### Given instruction
Emit the data below verbatim, stripping out any pictures.

--- Start of Records for the task ---

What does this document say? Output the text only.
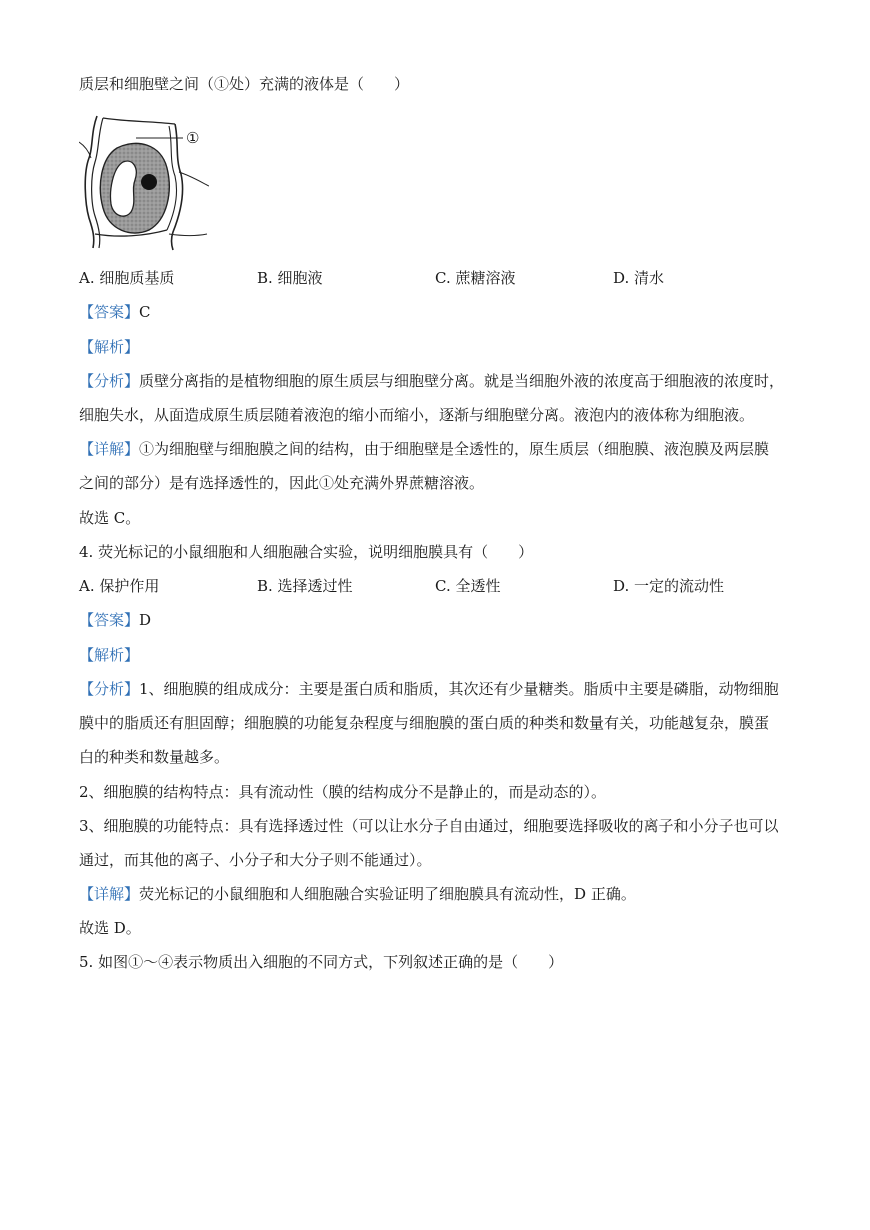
质层和细胞壁之间（①处）充满的液体是（　　）
①
A. 细胞质基质	B. 细胞液	C. 蔗糖溶液	D. 清水
【答案】C
【解析】
【分析】质壁分离指的是植物细胞的原生质层与细胞壁分离。就是当细胞外液的浓度高于细胞液的浓度时，
细胞失水，从面造成原生质层随着液泡的缩小而缩小，逐渐与细胞壁分离。液泡内的液体称为细胞液。
【详解】①为细胞壁与细胞膜之间的结构，由于细胞壁是全透性的，原生质层（细胞膜、液泡膜及两层膜
之间的部分）是有选择透性的，因此①处充满外界蔗糖溶液。
故选 C。
4. 荧光标记的小鼠细胞和人细胞融合实验，说明细胞膜具有（　　）
A. 保护作用	B. 选择透过性	C. 全透性	D. 一定的流动性
【答案】D
【解析】
【分析】1、细胞膜的组成成分：主要是蛋白质和脂质，其次还有少量糖类。脂质中主要是磷脂，动物细胞
膜中的脂质还有胆固醇；细胞膜的功能复杂程度与细胞膜的蛋白质的种类和数量有关，功能越复杂，膜蛋
白的种类和数量越多。
2、细胞膜的结构特点：具有流动性（膜的结构成分不是静止的，而是动态的）。
3、细胞膜的功能特点：具有选择透过性（可以让水分子自由通过，细胞要选择吸收的离子和小分子也可以
通过，而其他的离子、小分子和大分子则不能通过）。
【详解】荧光标记的小鼠细胞和人细胞融合实验证明了细胞膜具有流动性，D 正确。
故选 D。
5. 如图①～④表示物质出入细胞的不同方式，下列叙述正确的是（　　）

--- End of Records for the task ---

### Task solution
What does this document say? Output the text only.
质层和细胞壁之间（①处）充满的液体是（　　）
①
A. 细胞质基质	B. 细胞液	C. 蔗糖溶液	D. 清水
【答案】C
【解析】
【分析】质壁分离指的是植物细胞的原生质层与细胞壁分离。就是当细胞外液的浓度高于细胞液的浓度时，
细胞失水，从面造成原生质层随着液泡的缩小而缩小，逐渐与细胞壁分离。液泡内的液体称为细胞液。
【详解】①为细胞壁与细胞膜之间的结构，由于细胞壁是全透性的，原生质层（细胞膜、液泡膜及两层膜
之间的部分）是有选择透性的，因此①处充满外界蔗糖溶液。
故选 C。
4. 荧光标记的小鼠细胞和人细胞融合实验，说明细胞膜具有（　　）
A. 保护作用	B. 选择透过性	C. 全透性	D. 一定的流动性
【答案】D
【解析】
【分析】1、细胞膜的组成成分：主要是蛋白质和脂质，其次还有少量糖类。脂质中主要是磷脂，动物细胞
膜中的脂质还有胆固醇；细胞膜的功能复杂程度与细胞膜的蛋白质的种类和数量有关，功能越复杂，膜蛋
白的种类和数量越多。
2、细胞膜的结构特点：具有流动性（膜的结构成分不是静止的，而是动态的）。
3、细胞膜的功能特点：具有选择透过性（可以让水分子自由通过，细胞要选择吸收的离子和小分子也可以
通过，而其他的离子、小分子和大分子则不能通过）。
【详解】荧光标记的小鼠细胞和人细胞融合实验证明了细胞膜具有流动性，D 正确。
故选 D。
5. 如图①～④表示物质出入细胞的不同方式，下列叙述正确的是（　　）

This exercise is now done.